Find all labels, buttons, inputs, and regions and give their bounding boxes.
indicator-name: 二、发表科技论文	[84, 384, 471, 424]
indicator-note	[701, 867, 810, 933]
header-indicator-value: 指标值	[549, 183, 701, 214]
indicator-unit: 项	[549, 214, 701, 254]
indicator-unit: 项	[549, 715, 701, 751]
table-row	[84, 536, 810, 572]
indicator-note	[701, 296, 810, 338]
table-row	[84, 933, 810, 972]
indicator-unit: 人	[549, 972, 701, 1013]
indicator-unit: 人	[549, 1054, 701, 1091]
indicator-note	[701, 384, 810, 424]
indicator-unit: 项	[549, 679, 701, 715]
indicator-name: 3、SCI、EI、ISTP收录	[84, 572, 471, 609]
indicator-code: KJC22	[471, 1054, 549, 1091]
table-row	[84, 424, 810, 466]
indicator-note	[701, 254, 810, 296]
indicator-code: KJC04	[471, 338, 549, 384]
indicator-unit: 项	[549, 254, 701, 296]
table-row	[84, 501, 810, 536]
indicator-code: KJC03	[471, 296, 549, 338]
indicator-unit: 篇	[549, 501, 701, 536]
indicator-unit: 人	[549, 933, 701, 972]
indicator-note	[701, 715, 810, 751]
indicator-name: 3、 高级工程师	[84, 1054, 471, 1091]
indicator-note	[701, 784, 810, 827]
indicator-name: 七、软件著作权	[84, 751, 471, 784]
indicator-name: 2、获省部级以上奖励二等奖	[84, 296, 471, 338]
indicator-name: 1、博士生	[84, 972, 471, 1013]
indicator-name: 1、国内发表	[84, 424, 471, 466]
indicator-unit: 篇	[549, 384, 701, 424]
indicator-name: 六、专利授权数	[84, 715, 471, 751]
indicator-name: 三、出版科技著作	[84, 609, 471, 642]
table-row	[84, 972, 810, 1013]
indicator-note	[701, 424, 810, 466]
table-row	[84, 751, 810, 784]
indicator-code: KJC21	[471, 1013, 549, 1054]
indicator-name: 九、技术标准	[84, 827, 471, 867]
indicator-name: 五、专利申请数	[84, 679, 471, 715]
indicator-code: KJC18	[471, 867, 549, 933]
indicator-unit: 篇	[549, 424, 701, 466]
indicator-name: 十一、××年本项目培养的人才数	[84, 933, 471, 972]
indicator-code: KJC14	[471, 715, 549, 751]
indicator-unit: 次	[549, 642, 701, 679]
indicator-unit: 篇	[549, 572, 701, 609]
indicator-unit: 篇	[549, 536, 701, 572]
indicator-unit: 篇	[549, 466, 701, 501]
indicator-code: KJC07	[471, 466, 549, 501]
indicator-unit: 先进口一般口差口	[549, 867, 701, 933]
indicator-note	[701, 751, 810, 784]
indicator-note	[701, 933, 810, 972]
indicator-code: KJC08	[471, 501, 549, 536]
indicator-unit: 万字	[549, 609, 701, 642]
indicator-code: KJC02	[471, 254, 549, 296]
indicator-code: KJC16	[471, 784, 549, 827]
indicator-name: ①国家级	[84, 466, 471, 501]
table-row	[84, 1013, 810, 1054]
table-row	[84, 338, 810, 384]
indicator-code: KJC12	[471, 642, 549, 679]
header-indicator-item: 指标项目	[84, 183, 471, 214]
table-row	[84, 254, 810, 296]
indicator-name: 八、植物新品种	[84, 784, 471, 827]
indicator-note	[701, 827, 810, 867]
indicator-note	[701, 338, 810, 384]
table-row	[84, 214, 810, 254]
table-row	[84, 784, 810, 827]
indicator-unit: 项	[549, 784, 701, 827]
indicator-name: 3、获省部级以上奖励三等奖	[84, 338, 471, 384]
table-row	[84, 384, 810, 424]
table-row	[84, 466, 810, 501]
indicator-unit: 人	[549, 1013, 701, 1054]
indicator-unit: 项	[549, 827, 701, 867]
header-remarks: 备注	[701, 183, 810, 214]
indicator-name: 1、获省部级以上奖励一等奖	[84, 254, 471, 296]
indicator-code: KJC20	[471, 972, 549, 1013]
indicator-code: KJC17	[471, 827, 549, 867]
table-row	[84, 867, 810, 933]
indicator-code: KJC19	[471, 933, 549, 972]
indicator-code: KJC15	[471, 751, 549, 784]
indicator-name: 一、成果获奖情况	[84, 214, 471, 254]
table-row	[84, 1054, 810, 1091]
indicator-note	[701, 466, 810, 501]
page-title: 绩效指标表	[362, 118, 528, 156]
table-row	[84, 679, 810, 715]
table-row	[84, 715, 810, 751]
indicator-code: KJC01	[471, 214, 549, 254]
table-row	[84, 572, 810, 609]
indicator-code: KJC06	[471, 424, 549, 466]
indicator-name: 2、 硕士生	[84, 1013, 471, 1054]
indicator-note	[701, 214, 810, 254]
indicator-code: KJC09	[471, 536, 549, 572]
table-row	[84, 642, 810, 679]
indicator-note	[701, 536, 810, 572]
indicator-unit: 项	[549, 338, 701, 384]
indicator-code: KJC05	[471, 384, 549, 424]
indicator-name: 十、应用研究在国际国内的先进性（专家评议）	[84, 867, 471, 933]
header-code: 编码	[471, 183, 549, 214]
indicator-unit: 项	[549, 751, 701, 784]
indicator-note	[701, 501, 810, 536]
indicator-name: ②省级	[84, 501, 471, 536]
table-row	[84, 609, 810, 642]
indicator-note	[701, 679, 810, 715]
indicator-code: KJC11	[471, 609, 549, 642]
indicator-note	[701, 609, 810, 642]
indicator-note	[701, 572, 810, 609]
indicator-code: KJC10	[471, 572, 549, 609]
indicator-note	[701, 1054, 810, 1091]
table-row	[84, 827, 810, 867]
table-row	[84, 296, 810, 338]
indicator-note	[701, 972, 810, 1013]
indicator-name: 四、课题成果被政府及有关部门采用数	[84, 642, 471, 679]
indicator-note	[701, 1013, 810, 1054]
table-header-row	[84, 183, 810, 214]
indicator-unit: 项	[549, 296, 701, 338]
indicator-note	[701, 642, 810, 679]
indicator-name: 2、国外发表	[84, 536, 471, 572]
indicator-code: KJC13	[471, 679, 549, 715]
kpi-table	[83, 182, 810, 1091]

=======

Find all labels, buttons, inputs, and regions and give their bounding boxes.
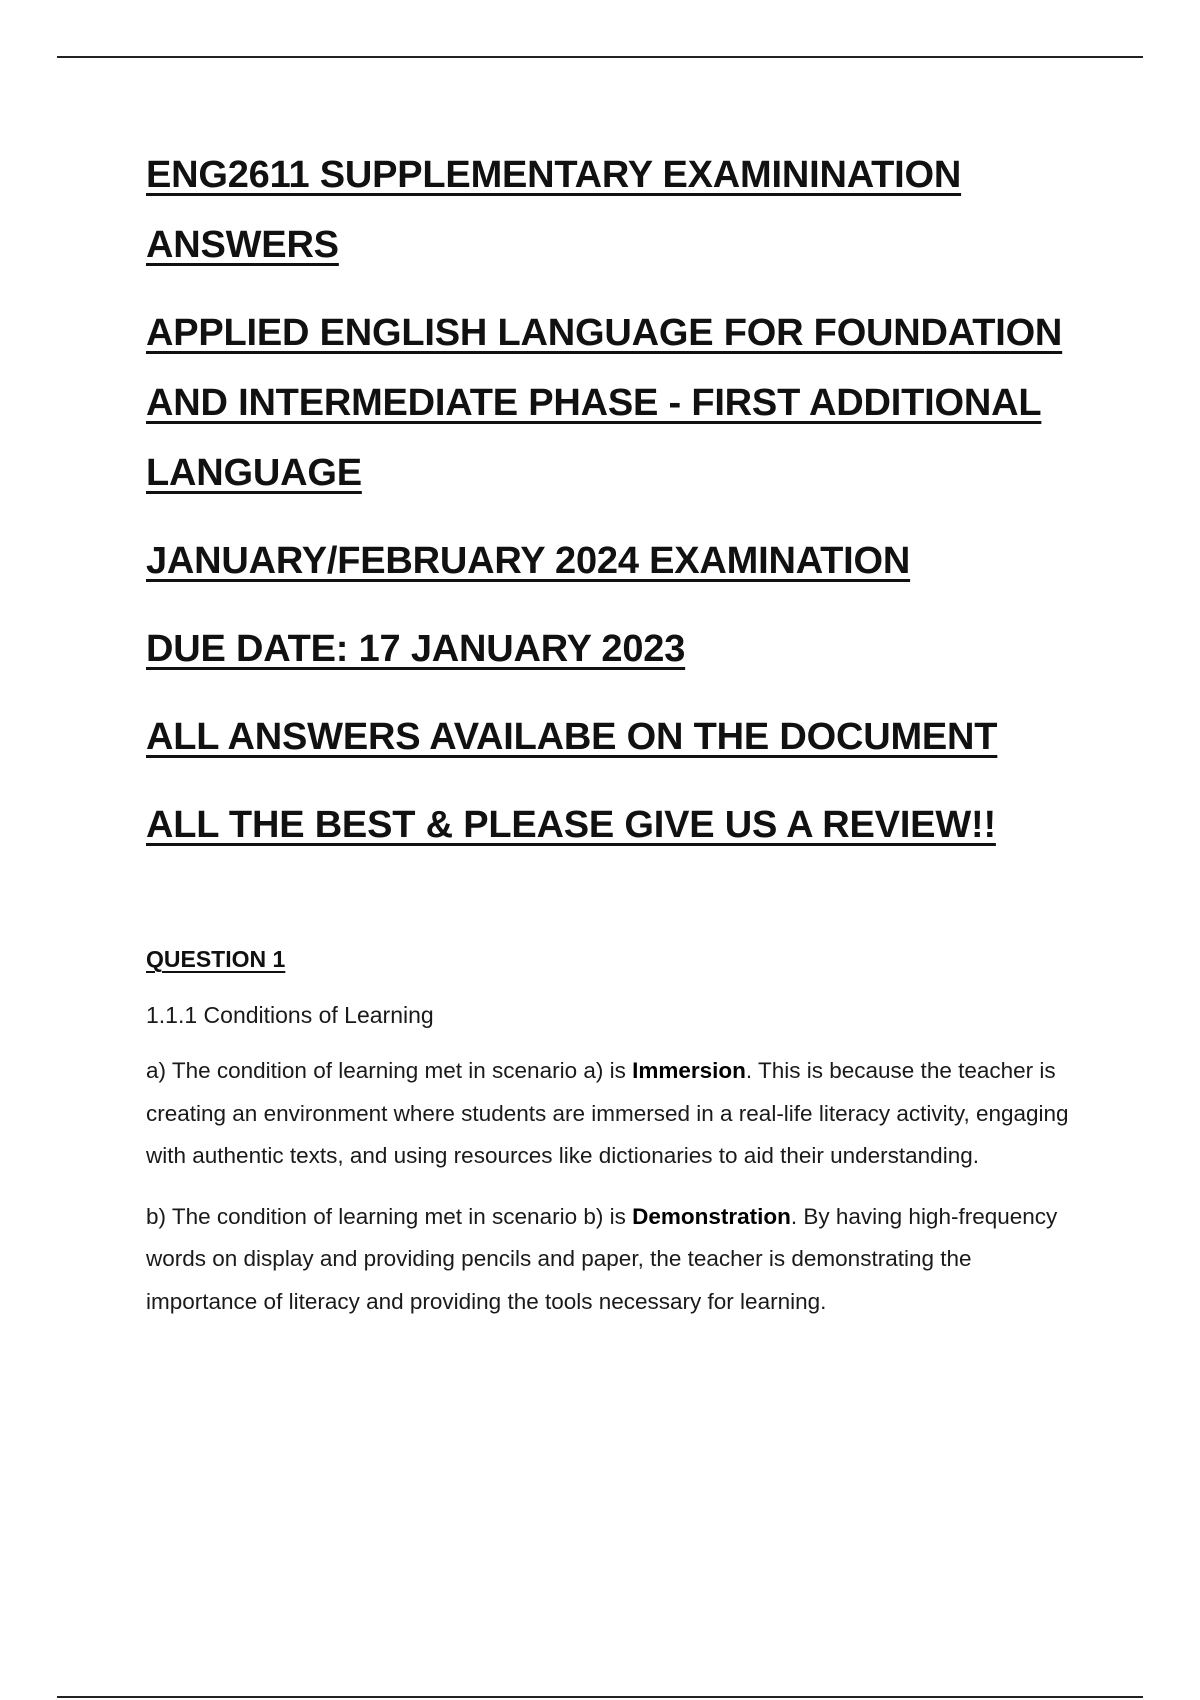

=======

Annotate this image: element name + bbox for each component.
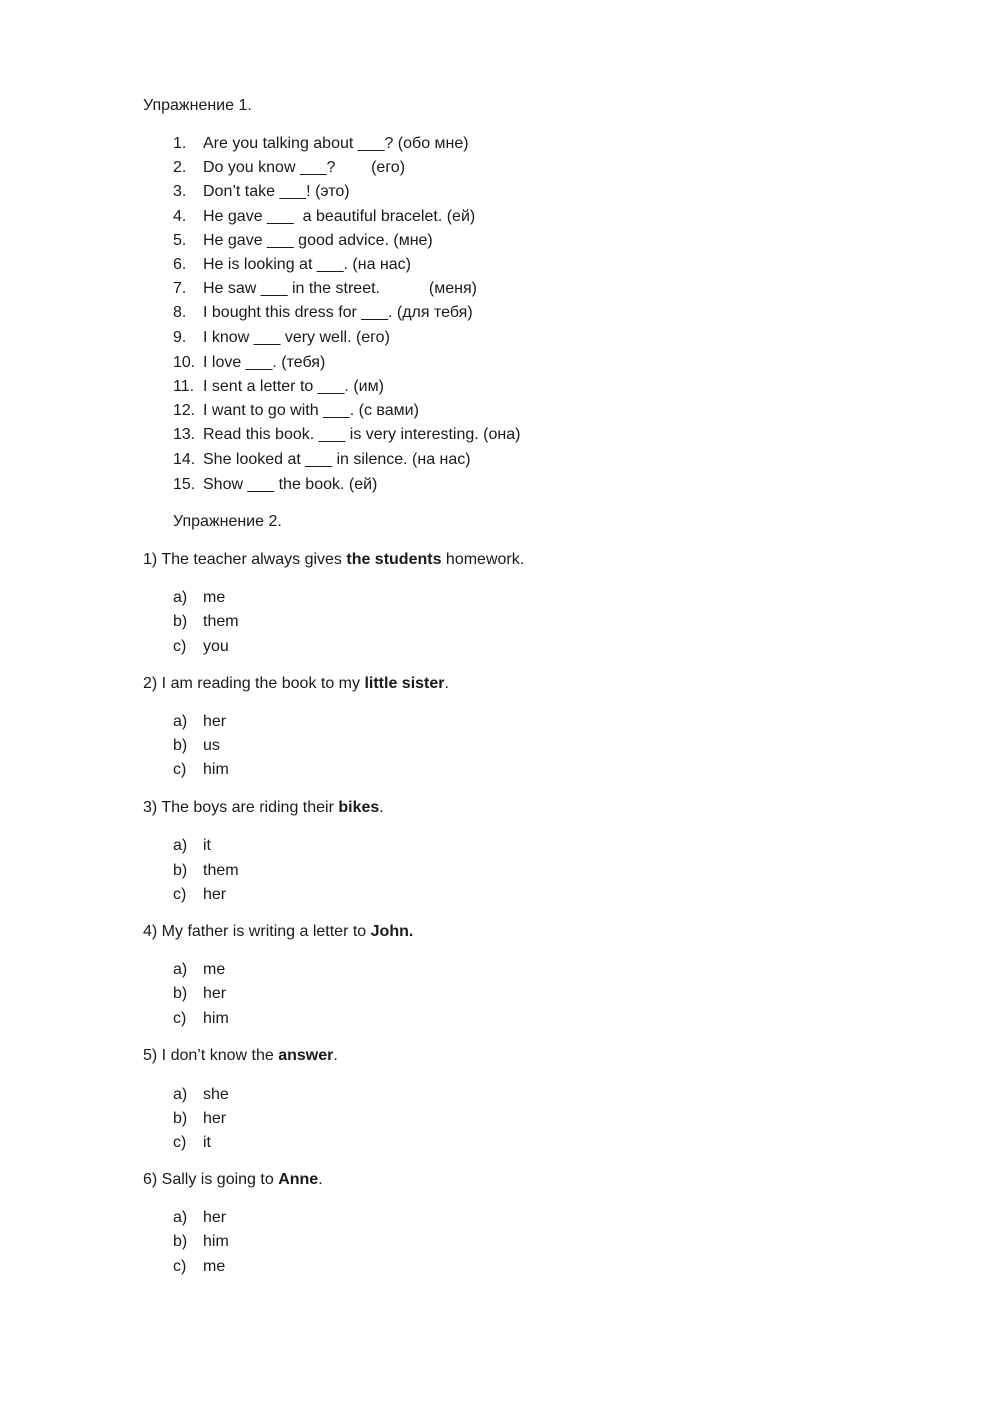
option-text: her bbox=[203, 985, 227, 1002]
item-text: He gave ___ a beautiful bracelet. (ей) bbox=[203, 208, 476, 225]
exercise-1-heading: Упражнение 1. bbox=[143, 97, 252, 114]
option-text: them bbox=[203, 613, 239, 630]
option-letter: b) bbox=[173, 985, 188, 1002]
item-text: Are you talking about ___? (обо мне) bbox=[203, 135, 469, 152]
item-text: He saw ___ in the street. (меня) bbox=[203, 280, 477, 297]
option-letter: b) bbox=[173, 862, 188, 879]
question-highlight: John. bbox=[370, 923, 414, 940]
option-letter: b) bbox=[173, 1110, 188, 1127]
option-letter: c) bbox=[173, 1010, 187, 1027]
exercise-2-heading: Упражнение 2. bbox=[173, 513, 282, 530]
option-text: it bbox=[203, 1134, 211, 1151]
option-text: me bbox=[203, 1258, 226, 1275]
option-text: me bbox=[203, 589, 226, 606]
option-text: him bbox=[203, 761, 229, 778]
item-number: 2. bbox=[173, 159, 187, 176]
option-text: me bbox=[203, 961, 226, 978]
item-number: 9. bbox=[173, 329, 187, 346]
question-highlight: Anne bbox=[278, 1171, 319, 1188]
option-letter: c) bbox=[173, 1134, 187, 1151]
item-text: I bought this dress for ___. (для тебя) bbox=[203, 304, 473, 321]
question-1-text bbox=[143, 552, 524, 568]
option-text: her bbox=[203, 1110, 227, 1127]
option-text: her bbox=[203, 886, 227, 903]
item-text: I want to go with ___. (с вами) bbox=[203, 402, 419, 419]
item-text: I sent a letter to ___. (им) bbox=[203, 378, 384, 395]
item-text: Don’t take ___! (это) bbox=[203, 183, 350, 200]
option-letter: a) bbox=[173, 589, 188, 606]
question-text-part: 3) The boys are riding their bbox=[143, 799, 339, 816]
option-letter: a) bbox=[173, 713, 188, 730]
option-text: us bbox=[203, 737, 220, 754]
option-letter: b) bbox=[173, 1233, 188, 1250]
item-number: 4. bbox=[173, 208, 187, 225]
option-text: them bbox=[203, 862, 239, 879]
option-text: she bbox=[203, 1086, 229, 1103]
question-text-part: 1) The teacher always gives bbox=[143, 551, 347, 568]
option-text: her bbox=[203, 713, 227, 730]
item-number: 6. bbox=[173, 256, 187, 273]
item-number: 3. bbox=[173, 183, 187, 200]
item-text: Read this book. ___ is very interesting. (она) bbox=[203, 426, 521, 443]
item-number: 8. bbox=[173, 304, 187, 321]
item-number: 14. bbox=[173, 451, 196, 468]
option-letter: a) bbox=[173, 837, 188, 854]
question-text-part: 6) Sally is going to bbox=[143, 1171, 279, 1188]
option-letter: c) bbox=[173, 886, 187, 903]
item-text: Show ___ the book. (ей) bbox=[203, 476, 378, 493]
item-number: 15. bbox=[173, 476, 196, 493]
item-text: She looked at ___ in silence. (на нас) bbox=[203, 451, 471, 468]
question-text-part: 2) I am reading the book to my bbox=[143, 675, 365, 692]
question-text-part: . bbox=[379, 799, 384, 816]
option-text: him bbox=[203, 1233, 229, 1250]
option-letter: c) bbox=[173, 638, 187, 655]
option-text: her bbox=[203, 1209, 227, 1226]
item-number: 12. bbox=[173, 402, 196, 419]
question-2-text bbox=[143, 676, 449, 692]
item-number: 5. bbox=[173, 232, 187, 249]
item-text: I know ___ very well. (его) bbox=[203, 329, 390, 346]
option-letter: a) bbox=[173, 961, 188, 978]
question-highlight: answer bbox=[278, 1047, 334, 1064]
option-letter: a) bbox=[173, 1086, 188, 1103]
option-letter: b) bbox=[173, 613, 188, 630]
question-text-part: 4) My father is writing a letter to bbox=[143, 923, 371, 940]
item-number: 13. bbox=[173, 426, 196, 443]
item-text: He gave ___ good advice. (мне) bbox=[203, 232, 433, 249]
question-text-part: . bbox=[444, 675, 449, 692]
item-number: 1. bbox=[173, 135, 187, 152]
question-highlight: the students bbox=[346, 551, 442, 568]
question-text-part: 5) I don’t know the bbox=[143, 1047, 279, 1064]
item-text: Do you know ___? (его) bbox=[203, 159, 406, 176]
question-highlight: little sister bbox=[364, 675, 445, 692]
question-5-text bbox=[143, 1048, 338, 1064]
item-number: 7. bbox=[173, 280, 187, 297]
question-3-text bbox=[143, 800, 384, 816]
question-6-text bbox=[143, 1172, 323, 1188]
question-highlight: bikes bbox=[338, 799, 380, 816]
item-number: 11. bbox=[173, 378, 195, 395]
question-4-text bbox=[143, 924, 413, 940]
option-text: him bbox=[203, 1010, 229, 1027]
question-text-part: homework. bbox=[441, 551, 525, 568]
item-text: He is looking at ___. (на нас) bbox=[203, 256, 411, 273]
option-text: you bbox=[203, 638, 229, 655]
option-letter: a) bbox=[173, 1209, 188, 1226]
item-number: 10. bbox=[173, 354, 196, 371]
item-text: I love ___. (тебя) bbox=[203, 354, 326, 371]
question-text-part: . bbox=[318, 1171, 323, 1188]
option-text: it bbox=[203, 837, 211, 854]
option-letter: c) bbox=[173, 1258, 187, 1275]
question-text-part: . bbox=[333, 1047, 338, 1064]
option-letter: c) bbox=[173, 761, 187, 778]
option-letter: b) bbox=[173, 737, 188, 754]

=======

WORK TO COMPLETE: Copy out the entries above, from the line with "Annotate this image: element" to the line with "item-number: 8. bbox=[173, 304, 187, 321]", keeping every character unchanged. Leave the pictures out of your copy.

THE SOLUTION:
Annotate this image: element name + bbox for each component.
option-text: her bbox=[203, 985, 227, 1002]
item-text: He gave ___ a beautiful bracelet. (ей) bbox=[203, 208, 476, 225]
exercise-1-heading: Упражнение 1. bbox=[143, 97, 252, 114]
option-text: them bbox=[203, 613, 239, 630]
option-letter: b) bbox=[173, 985, 188, 1002]
item-text: Are you talking about ___? (обо мне) bbox=[203, 135, 469, 152]
item-text: He saw ___ in the street. (меня) bbox=[203, 280, 477, 297]
option-letter: b) bbox=[173, 862, 188, 879]
question-highlight: John. bbox=[370, 923, 414, 940]
option-letter: b) bbox=[173, 1110, 188, 1127]
option-letter: c) bbox=[173, 1010, 187, 1027]
exercise-2-heading: Упражнение 2. bbox=[173, 513, 282, 530]
option-text: it bbox=[203, 1134, 211, 1151]
option-text: me bbox=[203, 1258, 226, 1275]
option-text: me bbox=[203, 589, 226, 606]
option-text: him bbox=[203, 761, 229, 778]
item-number: 2. bbox=[173, 159, 187, 176]
option-text: me bbox=[203, 961, 226, 978]
item-number: 9. bbox=[173, 329, 187, 346]
question-highlight: Anne bbox=[278, 1171, 319, 1188]
option-letter: c) bbox=[173, 1134, 187, 1151]
item-text: I bought this dress for ___. (для тебя) bbox=[203, 304, 473, 321]
question-1-text bbox=[143, 552, 524, 568]
option-text: her bbox=[203, 1110, 227, 1127]
option-text: her bbox=[203, 886, 227, 903]
item-text: I want to go with ___. (с вами) bbox=[203, 402, 419, 419]
item-text: I sent a letter to ___. (им) bbox=[203, 378, 384, 395]
item-text: Don’t take ___! (это) bbox=[203, 183, 350, 200]
option-letter: a) bbox=[173, 589, 188, 606]
question-text-part: 3) The boys are riding their bbox=[143, 799, 339, 816]
option-letter: a) bbox=[173, 713, 188, 730]
option-text: us bbox=[203, 737, 220, 754]
option-letter: b) bbox=[173, 1233, 188, 1250]
item-number: 4. bbox=[173, 208, 187, 225]
option-text: them bbox=[203, 862, 239, 879]
option-text: she bbox=[203, 1086, 229, 1103]
question-text-part: 1) The teacher always gives bbox=[143, 551, 347, 568]
option-text: her bbox=[203, 713, 227, 730]
item-number: 6. bbox=[173, 256, 187, 273]
item-number: 3. bbox=[173, 183, 187, 200]
item-text: Read this book. ___ is very interesting. (она) bbox=[203, 426, 521, 443]
item-number: 8. bbox=[173, 304, 187, 321]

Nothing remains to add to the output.